> _Work to be completed_: Below are the lines to check; count those holding the string "swatch" and give only the number.

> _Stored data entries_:
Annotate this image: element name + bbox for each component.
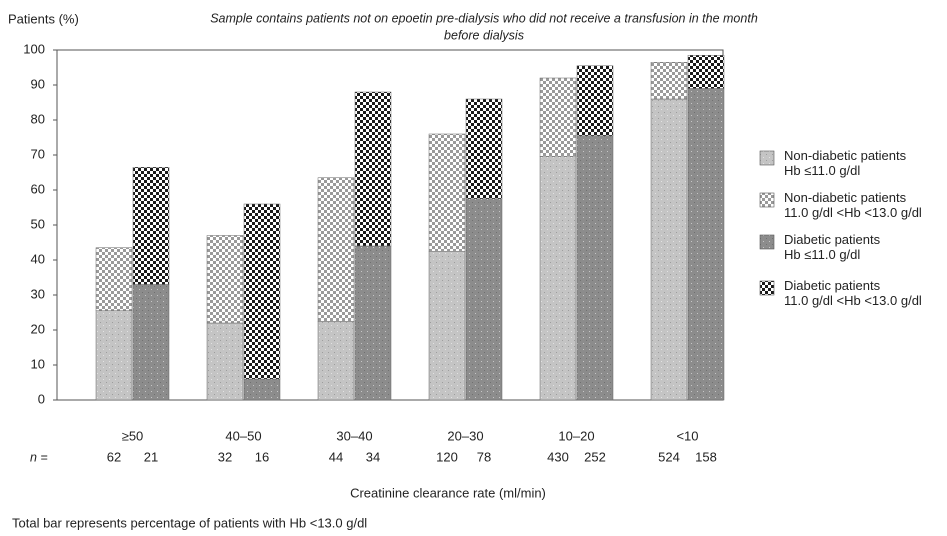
n-value: 120: [436, 449, 458, 464]
bar-segment: [539, 156, 577, 401]
y-tick-label: 100: [23, 41, 45, 56]
bar-segment: [576, 65, 614, 136]
n-label: n =: [30, 450, 48, 464]
n-value: 158: [695, 449, 717, 464]
x-tick-label: ≥50: [122, 428, 144, 443]
x-axis-label: Creatinine clearance rate (ml/min): [350, 485, 546, 500]
bar-segment: [206, 235, 244, 324]
n-value: 78: [477, 449, 491, 464]
bar-segment: [465, 98, 503, 199]
n-value: 32: [218, 449, 232, 464]
bar-segment: [243, 203, 281, 380]
y-tick-label: 10: [31, 356, 45, 371]
legend-label: Non-diabetic patients Hb ≤11.0 g/dl: [784, 148, 907, 178]
bar-segment: [317, 177, 355, 322]
n-value: 62: [107, 449, 121, 464]
bar-segment: [206, 322, 244, 401]
bar-segment: [428, 133, 466, 252]
bar-segment: [95, 247, 133, 311]
n-value: 21: [144, 449, 158, 464]
y-tick-label: 40: [31, 251, 45, 266]
bar-segment: [428, 251, 466, 401]
y-tick-label: 0: [38, 391, 45, 406]
legend-label: Diabetic patients 11.0 g/dl <Hb <13.0 g/d…: [784, 278, 922, 308]
y-axis-label: Patients (%): [8, 11, 79, 26]
y-tick-label: 50: [31, 216, 45, 231]
x-tick-label: 30–40: [336, 428, 372, 443]
legend-swatch: [759, 192, 775, 208]
n-value: 44: [329, 449, 343, 464]
y-tick-label: 30: [31, 286, 45, 301]
legend-label: Diabetic patients Hb ≤11.0 g/dl: [784, 232, 881, 262]
bar-segment: [650, 62, 688, 100]
bar-segment: [132, 167, 170, 285]
n-value: 430: [547, 449, 569, 464]
y-tick-label: 60: [31, 181, 45, 196]
x-tick-label: 20–30: [447, 428, 483, 443]
n-value: 252: [584, 449, 606, 464]
y-tick-label: 90: [31, 76, 45, 91]
bar-segment: [687, 55, 725, 89]
legend-label: Non-diabetic patients 11.0 g/dl <Hb <13.0…: [784, 190, 922, 220]
y-tick-label: 70: [31, 146, 45, 161]
legend-swatch: [759, 150, 775, 166]
n-value: 34: [366, 449, 380, 464]
footnote: Total bar represents percentage of patie…: [12, 515, 367, 530]
x-tick-label: <10: [676, 428, 698, 443]
bar-segment: [354, 91, 392, 247]
bar-segment: [650, 98, 688, 401]
bar-segment: [243, 378, 281, 401]
bar-segment: [576, 135, 614, 401]
bar-segment: [687, 88, 725, 401]
bar-segment: [95, 310, 133, 401]
bar-segment: [465, 198, 503, 401]
legend-swatch: [759, 280, 775, 296]
x-tick-label: 10–20: [558, 428, 594, 443]
bar-segment: [317, 321, 355, 401]
y-tick-label: 80: [31, 111, 45, 126]
n-value: 524: [658, 449, 680, 464]
legend-swatch: [759, 234, 775, 250]
subtitle: Sample contains patients not on epoetin …: [210, 11, 758, 25]
bar-segment: [354, 245, 392, 401]
bar-segment: [539, 77, 577, 157]
y-tick-label: 20: [31, 321, 45, 336]
n-value: 16: [255, 449, 269, 464]
bar-segment: [132, 284, 170, 401]
x-tick-label: 40–50: [225, 428, 261, 443]
subtitle: before dialysis: [444, 28, 524, 42]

> _Answer for this exercise_: 4